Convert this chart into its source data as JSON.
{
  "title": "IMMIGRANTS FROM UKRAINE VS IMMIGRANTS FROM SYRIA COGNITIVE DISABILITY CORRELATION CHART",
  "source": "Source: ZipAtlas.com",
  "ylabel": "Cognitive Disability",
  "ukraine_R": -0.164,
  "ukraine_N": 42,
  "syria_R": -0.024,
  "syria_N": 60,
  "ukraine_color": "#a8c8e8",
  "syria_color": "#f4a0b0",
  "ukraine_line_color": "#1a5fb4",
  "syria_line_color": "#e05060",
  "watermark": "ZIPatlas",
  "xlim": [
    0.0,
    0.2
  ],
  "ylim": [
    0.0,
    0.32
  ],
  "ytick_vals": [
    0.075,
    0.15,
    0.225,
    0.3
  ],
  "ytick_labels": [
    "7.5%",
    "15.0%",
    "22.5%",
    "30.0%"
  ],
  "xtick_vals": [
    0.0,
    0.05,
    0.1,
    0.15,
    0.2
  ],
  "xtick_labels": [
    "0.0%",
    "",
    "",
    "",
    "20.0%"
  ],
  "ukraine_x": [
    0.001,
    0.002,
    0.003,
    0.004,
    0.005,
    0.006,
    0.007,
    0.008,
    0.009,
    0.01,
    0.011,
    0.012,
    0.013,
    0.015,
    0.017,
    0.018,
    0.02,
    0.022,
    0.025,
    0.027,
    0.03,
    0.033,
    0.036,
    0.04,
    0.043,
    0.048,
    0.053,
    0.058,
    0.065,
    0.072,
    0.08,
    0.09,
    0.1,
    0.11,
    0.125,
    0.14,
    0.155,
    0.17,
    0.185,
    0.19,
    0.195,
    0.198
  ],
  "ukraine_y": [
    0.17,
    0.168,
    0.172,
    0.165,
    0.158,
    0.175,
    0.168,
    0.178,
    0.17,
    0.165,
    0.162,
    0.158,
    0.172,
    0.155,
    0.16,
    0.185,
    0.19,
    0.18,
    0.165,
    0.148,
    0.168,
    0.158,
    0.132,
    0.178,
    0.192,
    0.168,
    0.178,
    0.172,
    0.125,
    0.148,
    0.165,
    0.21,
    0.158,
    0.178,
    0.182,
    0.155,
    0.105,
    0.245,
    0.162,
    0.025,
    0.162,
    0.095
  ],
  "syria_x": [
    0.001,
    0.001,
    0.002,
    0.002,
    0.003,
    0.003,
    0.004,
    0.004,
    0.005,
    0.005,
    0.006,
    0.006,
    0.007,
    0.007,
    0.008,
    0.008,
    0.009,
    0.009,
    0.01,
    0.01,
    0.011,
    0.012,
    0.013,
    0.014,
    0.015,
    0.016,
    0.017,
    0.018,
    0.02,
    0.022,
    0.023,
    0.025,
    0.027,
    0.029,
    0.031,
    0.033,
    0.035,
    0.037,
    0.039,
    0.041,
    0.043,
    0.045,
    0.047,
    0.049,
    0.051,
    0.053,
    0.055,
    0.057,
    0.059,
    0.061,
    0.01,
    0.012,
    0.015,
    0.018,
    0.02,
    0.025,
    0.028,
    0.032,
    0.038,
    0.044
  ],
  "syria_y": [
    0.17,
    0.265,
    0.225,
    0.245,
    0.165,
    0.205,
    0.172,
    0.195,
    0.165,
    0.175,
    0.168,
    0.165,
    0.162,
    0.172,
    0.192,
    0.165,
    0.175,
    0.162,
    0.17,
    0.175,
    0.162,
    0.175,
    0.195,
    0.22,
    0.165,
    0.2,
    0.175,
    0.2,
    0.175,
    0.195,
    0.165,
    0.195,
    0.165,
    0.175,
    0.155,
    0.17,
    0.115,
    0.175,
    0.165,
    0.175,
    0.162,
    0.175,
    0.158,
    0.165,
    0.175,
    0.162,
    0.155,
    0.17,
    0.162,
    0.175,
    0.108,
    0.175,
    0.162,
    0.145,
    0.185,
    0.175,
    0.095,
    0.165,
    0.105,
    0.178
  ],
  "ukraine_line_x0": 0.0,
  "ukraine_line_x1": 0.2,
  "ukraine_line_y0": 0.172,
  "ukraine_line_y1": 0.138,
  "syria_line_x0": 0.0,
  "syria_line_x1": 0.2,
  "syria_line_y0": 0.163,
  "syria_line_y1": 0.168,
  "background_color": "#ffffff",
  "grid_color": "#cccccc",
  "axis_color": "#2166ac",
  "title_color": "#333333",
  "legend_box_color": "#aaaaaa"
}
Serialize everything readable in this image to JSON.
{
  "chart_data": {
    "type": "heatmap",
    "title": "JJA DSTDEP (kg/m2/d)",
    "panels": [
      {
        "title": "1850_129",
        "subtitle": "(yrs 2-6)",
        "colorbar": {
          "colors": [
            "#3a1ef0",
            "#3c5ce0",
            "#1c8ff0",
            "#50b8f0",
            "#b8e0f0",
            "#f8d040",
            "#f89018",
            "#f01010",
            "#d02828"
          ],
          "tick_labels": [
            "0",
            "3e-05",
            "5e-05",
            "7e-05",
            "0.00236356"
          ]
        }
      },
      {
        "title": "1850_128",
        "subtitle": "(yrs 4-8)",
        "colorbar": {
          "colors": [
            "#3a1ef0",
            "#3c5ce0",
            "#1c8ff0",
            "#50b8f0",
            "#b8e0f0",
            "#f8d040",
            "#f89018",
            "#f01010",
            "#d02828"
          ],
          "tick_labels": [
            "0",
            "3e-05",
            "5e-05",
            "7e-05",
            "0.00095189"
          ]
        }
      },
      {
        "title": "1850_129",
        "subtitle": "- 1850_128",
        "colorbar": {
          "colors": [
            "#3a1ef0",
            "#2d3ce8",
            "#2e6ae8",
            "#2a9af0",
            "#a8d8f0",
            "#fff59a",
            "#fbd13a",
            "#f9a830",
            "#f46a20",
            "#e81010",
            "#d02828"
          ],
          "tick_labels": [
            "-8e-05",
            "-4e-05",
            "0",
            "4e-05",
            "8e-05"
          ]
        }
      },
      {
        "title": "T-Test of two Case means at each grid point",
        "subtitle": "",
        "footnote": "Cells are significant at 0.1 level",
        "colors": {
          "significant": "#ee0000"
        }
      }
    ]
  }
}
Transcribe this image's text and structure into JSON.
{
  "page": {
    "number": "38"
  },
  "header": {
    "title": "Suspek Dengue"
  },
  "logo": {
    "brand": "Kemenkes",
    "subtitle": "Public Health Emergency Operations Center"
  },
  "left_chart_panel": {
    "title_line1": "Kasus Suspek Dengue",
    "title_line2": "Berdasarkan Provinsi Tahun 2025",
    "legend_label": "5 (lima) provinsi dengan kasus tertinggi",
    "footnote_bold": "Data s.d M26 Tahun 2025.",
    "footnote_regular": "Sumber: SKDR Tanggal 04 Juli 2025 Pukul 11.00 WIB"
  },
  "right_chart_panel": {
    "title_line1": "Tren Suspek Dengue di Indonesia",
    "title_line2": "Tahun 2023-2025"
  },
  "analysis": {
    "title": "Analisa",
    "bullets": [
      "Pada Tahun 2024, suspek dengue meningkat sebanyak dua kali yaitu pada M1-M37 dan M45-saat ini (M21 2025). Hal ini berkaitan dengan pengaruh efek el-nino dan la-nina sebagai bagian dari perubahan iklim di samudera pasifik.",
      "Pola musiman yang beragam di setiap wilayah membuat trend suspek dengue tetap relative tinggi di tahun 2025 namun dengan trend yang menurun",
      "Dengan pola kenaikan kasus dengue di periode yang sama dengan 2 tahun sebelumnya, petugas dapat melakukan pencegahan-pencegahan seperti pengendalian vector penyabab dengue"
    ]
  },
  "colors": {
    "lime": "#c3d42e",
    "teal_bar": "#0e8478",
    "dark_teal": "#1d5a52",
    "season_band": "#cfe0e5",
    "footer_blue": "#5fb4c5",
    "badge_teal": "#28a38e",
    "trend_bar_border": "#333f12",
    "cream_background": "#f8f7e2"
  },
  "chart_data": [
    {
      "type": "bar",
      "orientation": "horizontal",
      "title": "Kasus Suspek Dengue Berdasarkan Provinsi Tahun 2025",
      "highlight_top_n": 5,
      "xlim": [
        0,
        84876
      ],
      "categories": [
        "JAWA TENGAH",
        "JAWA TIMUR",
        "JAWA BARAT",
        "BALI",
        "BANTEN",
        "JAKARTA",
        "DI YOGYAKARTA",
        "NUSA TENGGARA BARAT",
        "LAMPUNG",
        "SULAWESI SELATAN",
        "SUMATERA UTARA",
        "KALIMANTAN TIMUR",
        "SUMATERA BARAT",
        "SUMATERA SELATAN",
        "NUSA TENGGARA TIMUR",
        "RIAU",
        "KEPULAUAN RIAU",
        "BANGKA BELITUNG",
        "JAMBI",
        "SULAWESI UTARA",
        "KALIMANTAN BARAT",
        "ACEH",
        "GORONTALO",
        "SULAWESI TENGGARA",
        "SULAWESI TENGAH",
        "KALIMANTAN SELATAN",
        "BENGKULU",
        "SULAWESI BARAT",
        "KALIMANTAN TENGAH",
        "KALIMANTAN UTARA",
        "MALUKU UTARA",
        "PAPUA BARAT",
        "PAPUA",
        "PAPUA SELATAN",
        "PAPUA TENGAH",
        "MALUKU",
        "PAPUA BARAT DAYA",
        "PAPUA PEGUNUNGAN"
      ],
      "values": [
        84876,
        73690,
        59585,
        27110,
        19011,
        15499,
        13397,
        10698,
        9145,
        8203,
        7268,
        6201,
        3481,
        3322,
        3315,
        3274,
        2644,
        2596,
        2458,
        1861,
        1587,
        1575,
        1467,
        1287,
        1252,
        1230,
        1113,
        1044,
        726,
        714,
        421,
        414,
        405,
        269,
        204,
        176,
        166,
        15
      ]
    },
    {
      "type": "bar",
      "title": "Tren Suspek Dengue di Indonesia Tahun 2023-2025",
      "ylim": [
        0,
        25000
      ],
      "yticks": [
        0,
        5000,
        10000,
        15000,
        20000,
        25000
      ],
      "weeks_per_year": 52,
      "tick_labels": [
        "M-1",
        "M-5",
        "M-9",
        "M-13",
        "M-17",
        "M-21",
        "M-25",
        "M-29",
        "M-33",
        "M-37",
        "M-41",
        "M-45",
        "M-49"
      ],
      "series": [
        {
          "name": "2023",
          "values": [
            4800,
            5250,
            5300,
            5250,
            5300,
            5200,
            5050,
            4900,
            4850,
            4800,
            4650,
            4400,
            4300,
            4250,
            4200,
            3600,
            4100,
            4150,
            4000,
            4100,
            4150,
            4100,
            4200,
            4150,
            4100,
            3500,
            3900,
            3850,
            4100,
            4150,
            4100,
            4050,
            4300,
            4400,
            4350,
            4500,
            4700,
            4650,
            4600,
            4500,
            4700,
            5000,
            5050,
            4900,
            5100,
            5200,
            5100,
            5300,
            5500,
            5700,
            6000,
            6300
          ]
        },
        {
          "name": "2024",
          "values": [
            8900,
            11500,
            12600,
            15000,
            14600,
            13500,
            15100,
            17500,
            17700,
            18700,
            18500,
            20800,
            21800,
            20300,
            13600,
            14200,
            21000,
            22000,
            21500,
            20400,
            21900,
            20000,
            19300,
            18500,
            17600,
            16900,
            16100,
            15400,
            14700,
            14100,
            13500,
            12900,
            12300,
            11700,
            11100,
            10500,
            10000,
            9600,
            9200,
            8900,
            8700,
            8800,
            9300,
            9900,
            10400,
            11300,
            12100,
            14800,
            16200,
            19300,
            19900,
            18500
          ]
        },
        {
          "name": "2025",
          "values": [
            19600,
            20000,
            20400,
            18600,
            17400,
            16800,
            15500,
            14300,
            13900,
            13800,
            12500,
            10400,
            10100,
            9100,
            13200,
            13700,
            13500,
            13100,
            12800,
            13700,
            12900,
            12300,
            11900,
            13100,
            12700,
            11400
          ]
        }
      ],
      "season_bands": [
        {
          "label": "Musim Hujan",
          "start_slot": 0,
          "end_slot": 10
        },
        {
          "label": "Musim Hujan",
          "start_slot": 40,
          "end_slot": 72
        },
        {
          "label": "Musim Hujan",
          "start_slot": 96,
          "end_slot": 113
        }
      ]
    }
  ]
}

################

Exercise objective =
List every line above that holds the word "BARAT".

Answer to this exercise =
        "JAWA BARAT",
        "NUSA TENGGARA BARAT",
        "SUMATERA BARAT",
        "KALIMANTAN BARAT",
        "SULAWESI BARAT",
        "PAPUA BARAT",
        "PAPUA BARAT DAYA",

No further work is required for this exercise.